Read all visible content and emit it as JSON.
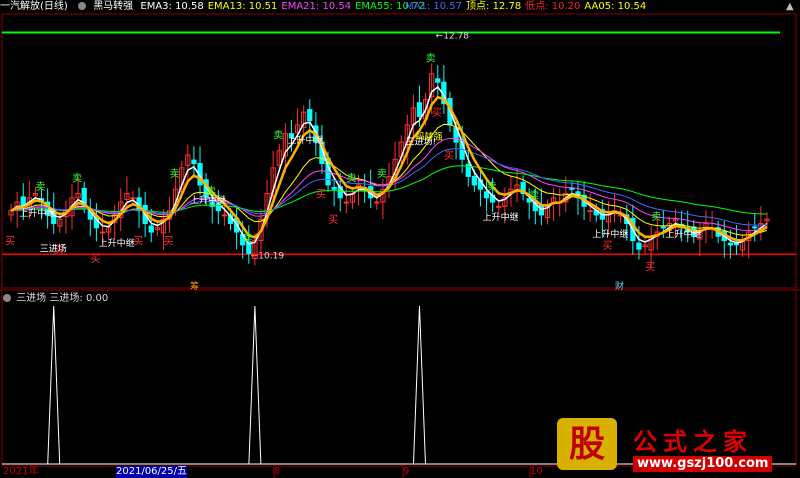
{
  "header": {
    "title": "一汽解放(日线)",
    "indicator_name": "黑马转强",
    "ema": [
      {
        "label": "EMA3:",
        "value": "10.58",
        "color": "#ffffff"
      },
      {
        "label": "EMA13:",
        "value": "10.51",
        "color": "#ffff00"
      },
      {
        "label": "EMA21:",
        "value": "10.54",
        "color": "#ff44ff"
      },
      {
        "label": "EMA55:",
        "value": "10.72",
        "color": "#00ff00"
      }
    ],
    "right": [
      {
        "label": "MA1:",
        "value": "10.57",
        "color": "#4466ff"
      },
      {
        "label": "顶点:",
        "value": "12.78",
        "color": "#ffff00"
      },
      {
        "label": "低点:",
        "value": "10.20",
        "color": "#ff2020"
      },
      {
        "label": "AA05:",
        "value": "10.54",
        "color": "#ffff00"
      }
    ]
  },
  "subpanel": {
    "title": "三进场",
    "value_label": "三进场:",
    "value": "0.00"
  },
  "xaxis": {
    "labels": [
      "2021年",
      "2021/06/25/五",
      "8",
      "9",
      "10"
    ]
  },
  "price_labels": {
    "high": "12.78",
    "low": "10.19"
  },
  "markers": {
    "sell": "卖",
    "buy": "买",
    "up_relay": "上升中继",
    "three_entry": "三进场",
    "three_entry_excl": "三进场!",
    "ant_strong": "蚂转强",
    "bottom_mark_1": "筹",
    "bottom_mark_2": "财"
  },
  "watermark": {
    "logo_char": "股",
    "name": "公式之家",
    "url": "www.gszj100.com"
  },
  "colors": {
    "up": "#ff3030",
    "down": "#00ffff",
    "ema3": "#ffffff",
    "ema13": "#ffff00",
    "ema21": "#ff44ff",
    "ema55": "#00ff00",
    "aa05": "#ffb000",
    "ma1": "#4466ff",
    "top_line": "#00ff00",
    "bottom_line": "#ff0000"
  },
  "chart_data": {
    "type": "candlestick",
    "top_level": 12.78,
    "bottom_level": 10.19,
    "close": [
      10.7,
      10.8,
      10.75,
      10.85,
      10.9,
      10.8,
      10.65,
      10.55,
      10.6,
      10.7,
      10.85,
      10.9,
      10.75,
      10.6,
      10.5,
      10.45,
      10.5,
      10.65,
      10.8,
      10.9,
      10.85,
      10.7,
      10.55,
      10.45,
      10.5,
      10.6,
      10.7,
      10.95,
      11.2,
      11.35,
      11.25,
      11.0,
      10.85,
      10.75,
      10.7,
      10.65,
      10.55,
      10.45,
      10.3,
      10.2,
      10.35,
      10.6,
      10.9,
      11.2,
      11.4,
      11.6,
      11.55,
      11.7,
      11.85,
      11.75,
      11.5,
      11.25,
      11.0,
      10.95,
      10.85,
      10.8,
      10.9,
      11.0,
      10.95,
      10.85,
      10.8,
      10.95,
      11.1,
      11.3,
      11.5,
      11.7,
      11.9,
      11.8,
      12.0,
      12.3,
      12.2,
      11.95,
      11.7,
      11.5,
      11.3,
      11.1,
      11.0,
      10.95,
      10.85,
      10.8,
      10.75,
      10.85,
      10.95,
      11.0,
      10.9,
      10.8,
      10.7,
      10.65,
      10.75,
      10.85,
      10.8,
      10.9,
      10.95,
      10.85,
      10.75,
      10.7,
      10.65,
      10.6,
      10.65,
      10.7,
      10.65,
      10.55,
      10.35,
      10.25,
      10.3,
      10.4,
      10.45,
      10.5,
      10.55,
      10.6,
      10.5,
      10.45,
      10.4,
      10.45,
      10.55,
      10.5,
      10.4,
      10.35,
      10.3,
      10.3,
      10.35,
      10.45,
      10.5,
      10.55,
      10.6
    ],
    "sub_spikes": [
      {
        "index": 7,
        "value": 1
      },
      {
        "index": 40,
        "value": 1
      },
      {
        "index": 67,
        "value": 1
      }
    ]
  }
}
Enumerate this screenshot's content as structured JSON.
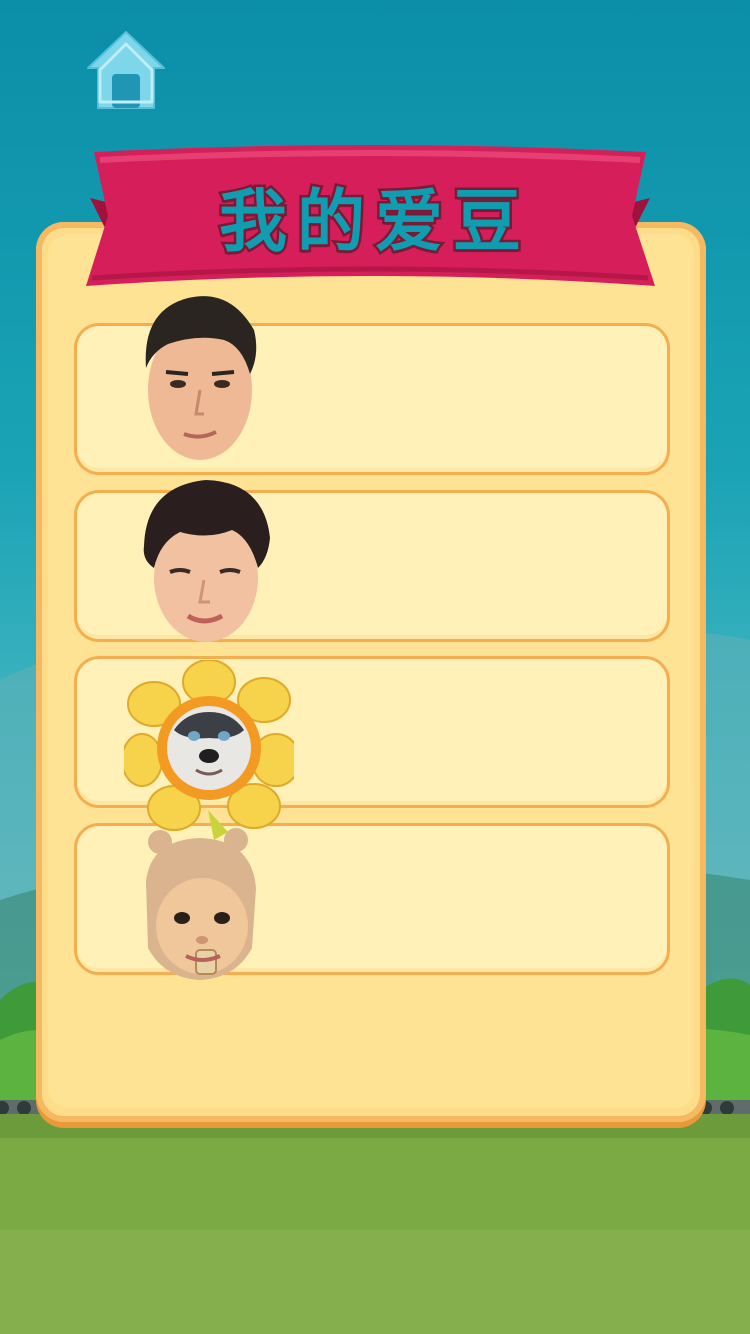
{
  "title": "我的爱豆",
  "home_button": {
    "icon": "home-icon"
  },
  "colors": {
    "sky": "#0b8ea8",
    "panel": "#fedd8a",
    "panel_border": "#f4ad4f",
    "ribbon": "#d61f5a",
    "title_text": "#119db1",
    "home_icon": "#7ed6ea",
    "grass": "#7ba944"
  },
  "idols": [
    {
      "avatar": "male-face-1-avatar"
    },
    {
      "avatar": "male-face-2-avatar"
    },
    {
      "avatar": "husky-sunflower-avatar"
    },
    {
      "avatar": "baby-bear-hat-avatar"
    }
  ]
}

§

Quote each line of the listing exactly, but leave the pictures out.

Read all visible content and emit it as JSON.
{
  "header": {
    "title": "一汽解放(日线)",
    "indicator_name": "黑马转强",
    "ema": [
      {
        "label": "EMA3:",
        "value": "10.58",
        "color": "#ffffff"
      },
      {
        "label": "EMA13:",
        "value": "10.51",
        "color": "#ffff00"
      },
      {
        "label": "EMA21:",
        "value": "10.54",
        "color": "#ff44ff"
      },
      {
        "label": "EMA55:",
        "value": "10.72",
        "color": "#00ff00"
      }
    ],
    "right": [
      {
        "label": "MA1:",
        "value": "10.57",
        "color": "#4466ff"
      },
      {
        "label": "顶点:",
        "value": "12.78",
        "color": "#ffff00"
      },
      {
        "label": "低点:",
        "value": "10.20",
        "color": "#ff2020"
      },
      {
        "label": "AA05:",
        "value": "10.54",
        "color": "#ffff00"
      }
    ]
  },
  "subpanel": {
    "title": "三进场",
    "value_label": "三进场:",
    "value": "0.00"
  },
  "xaxis": {
    "labels": [
      "2021年",
      "2021/06/25/五",
      "8",
      "9",
      "10"
    ]
  },
  "price_labels": {
    "high": "12.78",
    "low": "10.19"
  },
  "markers": {
    "sell": "卖",
    "buy": "买",
    "up_relay": "上升中继",
    "three_entry": "三进场",
    "three_entry_excl": "三进场!",
    "ant_strong": "蚂转强",
    "bottom_mark_1": "筹",
    "bottom_mark_2": "财"
  },
  "watermark": {
    "logo_char": "股",
    "name": "公式之家",
    "url": "www.gszj100.com"
  },
  "colors": {
    "up": "#ff3030",
    "down": "#00ffff",
    "ema3": "#ffffff",
    "ema13": "#ffff00",
    "ema21": "#ff44ff",
    "ema55": "#00ff00",
    "aa05": "#ffb000",
    "ma1": "#4466ff",
    "top_line": "#00ff00",
    "bottom_line": "#ff0000"
  },
  "chart_data": {
    "type": "candlestick",
    "top_level": 12.78,
    "bottom_level": 10.19,
    "close": [
      10.7,
      10.8,
      10.75,
      10.85,
      10.9,
      10.8,
      10.65,
      10.55,
      10.6,
      10.7,
      10.85,
      10.9,
      10.75,
      10.6,
      10.5,
      10.45,
      10.5,
      10.65,
      10.8,
      10.9,
      10.85,
      10.7,
      10.55,
      10.45,
      10.5,
      10.6,
      10.7,
      10.95,
      11.2,
      11.35,
      11.25,
      11.0,
      10.85,
      10.75,
      10.7,
      10.65,
      10.55,
      10.45,
      10.3,
      10.2,
      10.35,
      10.6,
      10.9,
      11.2,
      11.4,
      11.6,
      11.55,
      11.7,
      11.85,
      11.75,
      11.5,
      11.25,
      11.0,
      10.95,
      10.85,
      10.8,
      10.9,
      11.0,
      10.95,
      10.85,
      10.8,
      10.95,
      11.1,
      11.3,
      11.5,
      11.7,
      11.9,
      11.8,
      12.0,
      12.3,
      12.2,
      11.95,
      11.7,
      11.5,
      11.3,
      11.1,
      11.0,
      10.95,
      10.85,
      10.8,
      10.75,
      10.85,
      10.95,
      11.0,
      10.9,
      10.8,
      10.7,
      10.65,
      10.75,
      10.85,
      10.8,
      10.9,
      10.95,
      10.85,
      10.75,
      10.7,
      10.65,
      10.6,
      10.65,
      10.7,
      10.65,
      10.55,
      10.35,
      10.25,
      10.3,
      10.4,
      10.45,
      10.5,
      10.55,
      10.6,
      10.5,
      10.45,
      10.4,
      10.45,
      10.55,
      10.5,
      10.4,
      10.35,
      10.3,
      10.3,
      10.35,
      10.45,
      10.5,
      10.55,
      10.6
    ],
    "sub_spikes": [
      {
        "index": 7,
        "value": 1
      },
      {
        "index": 40,
        "value": 1
      },
      {
        "index": 67,
        "value": 1
      }
    ]
  }
}
Enumerate this screenshot's content as structured JSON.
{
  "title": "我的爱豆",
  "home_button": {
    "icon": "home-icon"
  },
  "colors": {
    "sky": "#0b8ea8",
    "panel": "#fedd8a",
    "panel_border": "#f4ad4f",
    "ribbon": "#d61f5a",
    "title_text": "#119db1",
    "home_icon": "#7ed6ea",
    "grass": "#7ba944"
  },
  "idols": [
    {
      "avatar": "male-face-1-avatar"
    },
    {
      "avatar": "male-face-2-avatar"
    },
    {
      "avatar": "husky-sunflower-avatar"
    },
    {
      "avatar": "baby-bear-hat-avatar"
    }
  ]
}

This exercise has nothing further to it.